# [Problem details]
Transcribe each line of the material as it is, and drop any picture.

── Extracted entries ──

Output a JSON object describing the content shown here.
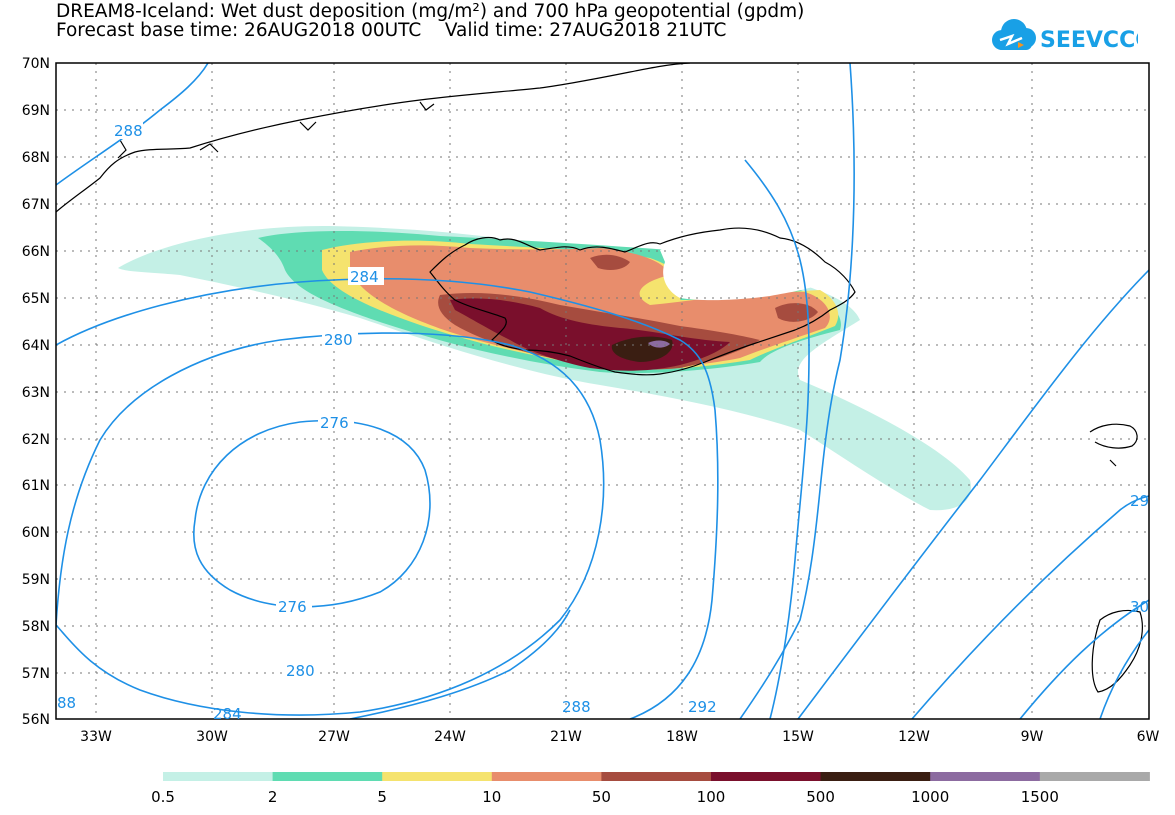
{
  "title_line1": "DREAM8-Iceland: Wet dust deposition (mg/m²) and 700 hPa geopotential (gpdm)",
  "title_line2": "Forecast base time: 26AUG2018 00UTC    Valid time: 27AUG2018 21UTC",
  "logo_text": "SEEVCCC",
  "lat_labels": [
    "70N",
    "69N",
    "68N",
    "67N",
    "66N",
    "65N",
    "64N",
    "63N",
    "62N",
    "61N",
    "60N",
    "59N",
    "58N",
    "57N",
    "56N"
  ],
  "lon_labels": [
    "33W",
    "30W",
    "27W",
    "24W",
    "21W",
    "18W",
    "15W",
    "12W",
    "9W",
    "6W"
  ],
  "contour_labels": {
    "c288_nw": "288",
    "c284_mid": "284",
    "c280_top": "280",
    "c276_top": "276",
    "c276_bot": "276",
    "c280_bot": "280",
    "c284_bot": "284",
    "c288_sw": "88",
    "c288_bot": "288",
    "c292_bot": "292",
    "c29_right": "29",
    "c30_right": "30"
  },
  "legend": {
    "labels": [
      "0.5",
      "2",
      "5",
      "10",
      "50",
      "100",
      "500",
      "1000",
      "1500"
    ],
    "colors": [
      "#c4f0e6",
      "#5fdcb2",
      "#f5e36e",
      "#e88d6c",
      "#a64c3f",
      "#7a0f2c",
      "#3a1e12",
      "#8c6ba0",
      "#a9a9a9"
    ]
  },
  "colors": {
    "contour": "#1e90e6",
    "coast": "#000000"
  }
}
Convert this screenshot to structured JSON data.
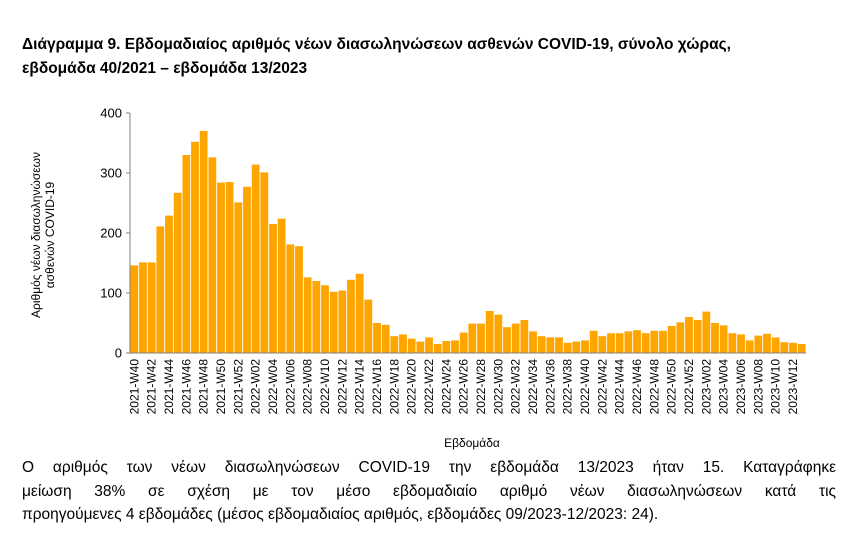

───

# [Response to the task]
Output a JSON object describing the content shown here.
{
  "title_line1": "DREAM8-Iceland: Wet dust deposition (mg/m²) and 700 hPa geopotential (gpdm)",
  "title_line2": "Forecast base time: 26AUG2018 00UTC    Valid time: 27AUG2018 21UTC",
  "logo_text": "SEEVCCC",
  "lat_labels": [
    "70N",
    "69N",
    "68N",
    "67N",
    "66N",
    "65N",
    "64N",
    "63N",
    "62N",
    "61N",
    "60N",
    "59N",
    "58N",
    "57N",
    "56N"
  ],
  "lon_labels": [
    "33W",
    "30W",
    "27W",
    "24W",
    "21W",
    "18W",
    "15W",
    "12W",
    "9W",
    "6W"
  ],
  "contour_labels": {
    "c288_nw": "288",
    "c284_mid": "284",
    "c280_top": "280",
    "c276_top": "276",
    "c276_bot": "276",
    "c280_bot": "280",
    "c284_bot": "284",
    "c288_sw": "88",
    "c288_bot": "288",
    "c292_bot": "292",
    "c29_right": "29",
    "c30_right": "30"
  },
  "legend": {
    "labels": [
      "0.5",
      "2",
      "5",
      "10",
      "50",
      "100",
      "500",
      "1000",
      "1500"
    ],
    "colors": [
      "#c4f0e6",
      "#5fdcb2",
      "#f5e36e",
      "#e88d6c",
      "#a64c3f",
      "#7a0f2c",
      "#3a1e12",
      "#8c6ba0",
      "#a9a9a9"
    ]
  },
  "colors": {
    "contour": "#1e90e6",
    "coast": "#000000"
  }
}
Convert this screenshot to structured JSON data.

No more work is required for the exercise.